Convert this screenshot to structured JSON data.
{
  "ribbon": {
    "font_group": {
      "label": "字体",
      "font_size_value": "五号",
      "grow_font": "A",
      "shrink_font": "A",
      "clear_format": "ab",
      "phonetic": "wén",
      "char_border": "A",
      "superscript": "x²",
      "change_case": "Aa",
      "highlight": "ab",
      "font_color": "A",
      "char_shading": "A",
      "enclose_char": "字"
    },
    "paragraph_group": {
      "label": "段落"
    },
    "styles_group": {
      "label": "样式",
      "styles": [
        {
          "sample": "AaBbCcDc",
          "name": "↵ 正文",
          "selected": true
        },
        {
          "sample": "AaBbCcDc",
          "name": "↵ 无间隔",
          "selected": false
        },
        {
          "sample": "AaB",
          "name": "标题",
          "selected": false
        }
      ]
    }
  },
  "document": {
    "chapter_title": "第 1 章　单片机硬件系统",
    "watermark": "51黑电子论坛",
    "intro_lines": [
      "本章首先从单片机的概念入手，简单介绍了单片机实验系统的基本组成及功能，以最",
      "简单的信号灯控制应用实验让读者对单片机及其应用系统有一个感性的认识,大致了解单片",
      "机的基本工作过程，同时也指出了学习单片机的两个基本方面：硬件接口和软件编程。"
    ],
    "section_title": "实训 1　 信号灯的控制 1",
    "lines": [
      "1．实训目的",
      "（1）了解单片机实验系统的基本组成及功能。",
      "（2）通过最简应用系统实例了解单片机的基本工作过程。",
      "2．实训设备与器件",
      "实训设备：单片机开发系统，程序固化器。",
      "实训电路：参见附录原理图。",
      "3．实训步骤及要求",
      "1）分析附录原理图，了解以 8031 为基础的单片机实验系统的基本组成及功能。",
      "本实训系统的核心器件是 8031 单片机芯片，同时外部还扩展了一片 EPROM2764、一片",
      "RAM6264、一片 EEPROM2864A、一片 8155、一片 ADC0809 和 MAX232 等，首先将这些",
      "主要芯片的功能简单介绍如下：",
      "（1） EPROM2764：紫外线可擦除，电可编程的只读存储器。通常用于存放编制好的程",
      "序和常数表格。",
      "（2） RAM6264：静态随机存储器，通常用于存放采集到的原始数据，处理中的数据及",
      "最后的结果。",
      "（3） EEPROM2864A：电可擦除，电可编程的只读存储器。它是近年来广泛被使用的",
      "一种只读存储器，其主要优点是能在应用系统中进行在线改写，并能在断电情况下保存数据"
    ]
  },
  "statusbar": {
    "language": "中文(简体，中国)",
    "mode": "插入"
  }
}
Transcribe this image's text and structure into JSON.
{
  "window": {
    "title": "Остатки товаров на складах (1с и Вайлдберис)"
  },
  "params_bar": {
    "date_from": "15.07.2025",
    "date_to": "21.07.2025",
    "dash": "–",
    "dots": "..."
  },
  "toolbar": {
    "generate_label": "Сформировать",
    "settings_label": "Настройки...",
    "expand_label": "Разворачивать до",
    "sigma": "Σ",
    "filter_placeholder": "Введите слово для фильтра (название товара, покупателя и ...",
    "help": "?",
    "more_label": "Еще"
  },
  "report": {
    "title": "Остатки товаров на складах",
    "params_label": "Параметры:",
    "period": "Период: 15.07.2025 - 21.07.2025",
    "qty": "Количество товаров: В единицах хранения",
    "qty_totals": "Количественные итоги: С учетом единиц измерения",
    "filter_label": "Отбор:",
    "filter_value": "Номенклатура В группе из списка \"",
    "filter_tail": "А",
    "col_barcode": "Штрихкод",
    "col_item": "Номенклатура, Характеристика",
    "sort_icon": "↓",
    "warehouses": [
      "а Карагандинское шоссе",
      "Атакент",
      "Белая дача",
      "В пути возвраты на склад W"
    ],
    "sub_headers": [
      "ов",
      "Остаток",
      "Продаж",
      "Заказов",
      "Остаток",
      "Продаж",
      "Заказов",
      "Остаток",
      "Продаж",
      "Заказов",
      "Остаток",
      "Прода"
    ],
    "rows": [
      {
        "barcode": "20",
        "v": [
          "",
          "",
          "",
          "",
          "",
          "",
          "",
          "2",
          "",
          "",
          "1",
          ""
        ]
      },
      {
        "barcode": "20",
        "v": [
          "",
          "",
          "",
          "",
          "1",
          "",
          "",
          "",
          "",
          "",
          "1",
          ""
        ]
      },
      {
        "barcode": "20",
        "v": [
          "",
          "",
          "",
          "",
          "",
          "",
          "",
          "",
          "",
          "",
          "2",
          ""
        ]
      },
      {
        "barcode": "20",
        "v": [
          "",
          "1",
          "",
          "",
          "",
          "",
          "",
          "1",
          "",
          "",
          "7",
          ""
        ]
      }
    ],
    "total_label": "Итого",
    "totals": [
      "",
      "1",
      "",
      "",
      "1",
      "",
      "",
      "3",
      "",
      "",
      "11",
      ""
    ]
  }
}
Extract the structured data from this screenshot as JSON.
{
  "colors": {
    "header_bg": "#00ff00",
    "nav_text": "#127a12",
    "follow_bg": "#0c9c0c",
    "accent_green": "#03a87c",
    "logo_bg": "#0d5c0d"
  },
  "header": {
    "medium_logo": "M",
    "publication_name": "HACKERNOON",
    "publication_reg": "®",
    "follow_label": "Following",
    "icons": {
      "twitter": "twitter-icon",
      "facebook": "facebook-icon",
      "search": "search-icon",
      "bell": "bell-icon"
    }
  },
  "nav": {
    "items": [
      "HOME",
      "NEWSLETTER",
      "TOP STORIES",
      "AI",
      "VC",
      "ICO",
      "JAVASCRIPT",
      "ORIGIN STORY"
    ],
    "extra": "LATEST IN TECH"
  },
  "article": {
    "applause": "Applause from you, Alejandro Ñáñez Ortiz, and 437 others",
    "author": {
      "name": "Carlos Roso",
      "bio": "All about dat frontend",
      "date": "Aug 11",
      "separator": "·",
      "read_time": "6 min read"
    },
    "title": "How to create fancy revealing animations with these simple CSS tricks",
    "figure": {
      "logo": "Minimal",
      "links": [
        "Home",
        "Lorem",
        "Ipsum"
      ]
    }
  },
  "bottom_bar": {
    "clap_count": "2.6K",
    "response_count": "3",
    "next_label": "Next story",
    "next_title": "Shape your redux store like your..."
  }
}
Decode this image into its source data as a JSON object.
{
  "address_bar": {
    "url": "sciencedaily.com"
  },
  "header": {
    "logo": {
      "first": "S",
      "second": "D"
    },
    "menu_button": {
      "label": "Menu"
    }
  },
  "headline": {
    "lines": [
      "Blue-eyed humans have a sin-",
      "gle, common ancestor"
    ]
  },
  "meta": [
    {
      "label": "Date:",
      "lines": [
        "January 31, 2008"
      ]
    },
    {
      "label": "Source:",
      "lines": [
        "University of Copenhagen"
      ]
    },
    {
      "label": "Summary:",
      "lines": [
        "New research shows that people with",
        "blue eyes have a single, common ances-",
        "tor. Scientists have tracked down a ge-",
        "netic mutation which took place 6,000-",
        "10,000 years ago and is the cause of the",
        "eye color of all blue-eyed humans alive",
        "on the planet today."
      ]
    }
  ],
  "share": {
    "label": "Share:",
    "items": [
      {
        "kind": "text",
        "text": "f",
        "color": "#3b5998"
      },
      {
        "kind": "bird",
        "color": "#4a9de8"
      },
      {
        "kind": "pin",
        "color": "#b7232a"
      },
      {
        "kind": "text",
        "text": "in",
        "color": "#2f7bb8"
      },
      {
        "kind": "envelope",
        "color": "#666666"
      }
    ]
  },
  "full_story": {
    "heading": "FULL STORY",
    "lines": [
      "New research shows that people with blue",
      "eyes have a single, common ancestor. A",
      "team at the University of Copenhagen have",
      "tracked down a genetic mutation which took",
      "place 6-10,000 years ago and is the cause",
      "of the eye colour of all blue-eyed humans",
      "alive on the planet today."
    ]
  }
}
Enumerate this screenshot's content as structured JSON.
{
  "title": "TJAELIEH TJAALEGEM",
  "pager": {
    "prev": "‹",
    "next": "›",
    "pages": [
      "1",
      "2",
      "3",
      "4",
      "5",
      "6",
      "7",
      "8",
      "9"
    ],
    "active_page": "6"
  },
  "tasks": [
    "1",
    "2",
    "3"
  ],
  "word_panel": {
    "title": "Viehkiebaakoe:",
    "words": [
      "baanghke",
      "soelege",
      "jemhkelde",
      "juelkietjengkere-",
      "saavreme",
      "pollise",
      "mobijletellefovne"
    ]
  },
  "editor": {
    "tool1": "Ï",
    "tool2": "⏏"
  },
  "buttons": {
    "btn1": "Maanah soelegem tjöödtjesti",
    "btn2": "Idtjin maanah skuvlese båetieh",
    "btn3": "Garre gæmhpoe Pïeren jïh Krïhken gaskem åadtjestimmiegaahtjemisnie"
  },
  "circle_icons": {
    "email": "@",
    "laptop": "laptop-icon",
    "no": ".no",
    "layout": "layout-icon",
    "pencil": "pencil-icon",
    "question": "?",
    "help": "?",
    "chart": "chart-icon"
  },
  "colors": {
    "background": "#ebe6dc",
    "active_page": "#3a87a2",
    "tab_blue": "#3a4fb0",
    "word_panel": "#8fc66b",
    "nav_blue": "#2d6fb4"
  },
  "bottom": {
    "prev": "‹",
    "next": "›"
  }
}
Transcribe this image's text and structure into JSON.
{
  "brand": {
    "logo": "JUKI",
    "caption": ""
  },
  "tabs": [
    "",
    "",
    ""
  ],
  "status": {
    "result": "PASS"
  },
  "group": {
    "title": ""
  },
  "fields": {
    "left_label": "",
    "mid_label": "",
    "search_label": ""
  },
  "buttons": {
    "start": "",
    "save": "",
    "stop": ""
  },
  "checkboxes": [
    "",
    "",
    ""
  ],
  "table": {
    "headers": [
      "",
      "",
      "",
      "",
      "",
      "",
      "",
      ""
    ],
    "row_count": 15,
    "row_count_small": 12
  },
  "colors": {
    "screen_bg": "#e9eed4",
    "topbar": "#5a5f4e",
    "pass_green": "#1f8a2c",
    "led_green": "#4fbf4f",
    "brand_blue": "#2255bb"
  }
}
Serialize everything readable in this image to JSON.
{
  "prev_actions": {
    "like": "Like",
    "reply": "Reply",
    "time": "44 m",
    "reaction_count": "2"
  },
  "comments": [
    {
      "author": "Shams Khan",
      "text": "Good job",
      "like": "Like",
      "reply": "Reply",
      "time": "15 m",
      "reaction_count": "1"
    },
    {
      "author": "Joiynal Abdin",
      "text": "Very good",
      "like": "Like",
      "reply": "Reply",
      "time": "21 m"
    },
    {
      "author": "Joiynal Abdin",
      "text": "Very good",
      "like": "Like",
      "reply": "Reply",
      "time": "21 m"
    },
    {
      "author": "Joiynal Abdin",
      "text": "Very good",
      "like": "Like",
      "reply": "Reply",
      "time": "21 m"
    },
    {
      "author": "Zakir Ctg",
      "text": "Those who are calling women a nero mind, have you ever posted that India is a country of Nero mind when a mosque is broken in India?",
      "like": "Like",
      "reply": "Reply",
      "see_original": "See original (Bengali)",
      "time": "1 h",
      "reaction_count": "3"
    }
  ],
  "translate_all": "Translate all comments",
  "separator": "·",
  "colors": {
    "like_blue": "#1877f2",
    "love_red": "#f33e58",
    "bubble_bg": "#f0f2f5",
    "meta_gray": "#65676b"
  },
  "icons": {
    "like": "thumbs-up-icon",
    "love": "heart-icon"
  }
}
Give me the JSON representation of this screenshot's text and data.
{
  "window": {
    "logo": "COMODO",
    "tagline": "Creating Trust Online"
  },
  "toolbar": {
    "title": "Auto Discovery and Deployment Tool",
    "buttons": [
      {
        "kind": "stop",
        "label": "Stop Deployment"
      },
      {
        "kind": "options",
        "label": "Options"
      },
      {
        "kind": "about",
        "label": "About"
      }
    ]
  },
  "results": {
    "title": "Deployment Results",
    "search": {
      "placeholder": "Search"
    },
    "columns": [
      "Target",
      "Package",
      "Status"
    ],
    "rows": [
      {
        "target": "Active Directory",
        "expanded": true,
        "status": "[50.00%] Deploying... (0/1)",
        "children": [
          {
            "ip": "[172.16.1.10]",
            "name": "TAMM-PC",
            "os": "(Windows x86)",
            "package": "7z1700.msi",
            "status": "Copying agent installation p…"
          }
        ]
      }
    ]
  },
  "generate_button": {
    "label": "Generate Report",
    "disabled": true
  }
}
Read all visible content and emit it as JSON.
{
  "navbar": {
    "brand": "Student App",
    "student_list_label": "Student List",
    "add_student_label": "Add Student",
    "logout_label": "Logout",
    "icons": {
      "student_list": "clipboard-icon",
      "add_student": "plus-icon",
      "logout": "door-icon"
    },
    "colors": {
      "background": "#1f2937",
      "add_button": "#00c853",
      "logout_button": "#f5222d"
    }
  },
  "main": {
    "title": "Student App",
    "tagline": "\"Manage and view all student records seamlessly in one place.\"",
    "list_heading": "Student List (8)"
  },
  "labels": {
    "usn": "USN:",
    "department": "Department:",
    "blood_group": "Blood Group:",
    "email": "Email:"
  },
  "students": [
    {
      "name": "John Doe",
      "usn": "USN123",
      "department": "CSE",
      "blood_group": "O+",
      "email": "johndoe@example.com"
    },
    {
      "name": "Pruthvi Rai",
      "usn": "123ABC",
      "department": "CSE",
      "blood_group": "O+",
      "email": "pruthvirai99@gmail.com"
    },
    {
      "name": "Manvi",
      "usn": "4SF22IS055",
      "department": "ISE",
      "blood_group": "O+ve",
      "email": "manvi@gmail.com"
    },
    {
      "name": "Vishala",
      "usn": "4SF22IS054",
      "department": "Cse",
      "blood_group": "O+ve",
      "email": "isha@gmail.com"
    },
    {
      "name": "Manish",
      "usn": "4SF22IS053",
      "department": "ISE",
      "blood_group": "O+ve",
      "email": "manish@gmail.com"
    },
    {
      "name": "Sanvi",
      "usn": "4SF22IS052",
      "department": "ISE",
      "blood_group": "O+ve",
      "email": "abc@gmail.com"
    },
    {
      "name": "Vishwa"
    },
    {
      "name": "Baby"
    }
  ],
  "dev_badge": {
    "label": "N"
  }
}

_AIM:_ State only the count of lines above that hold the string "humans".

_ANSWER FOR THE TASK:_ 3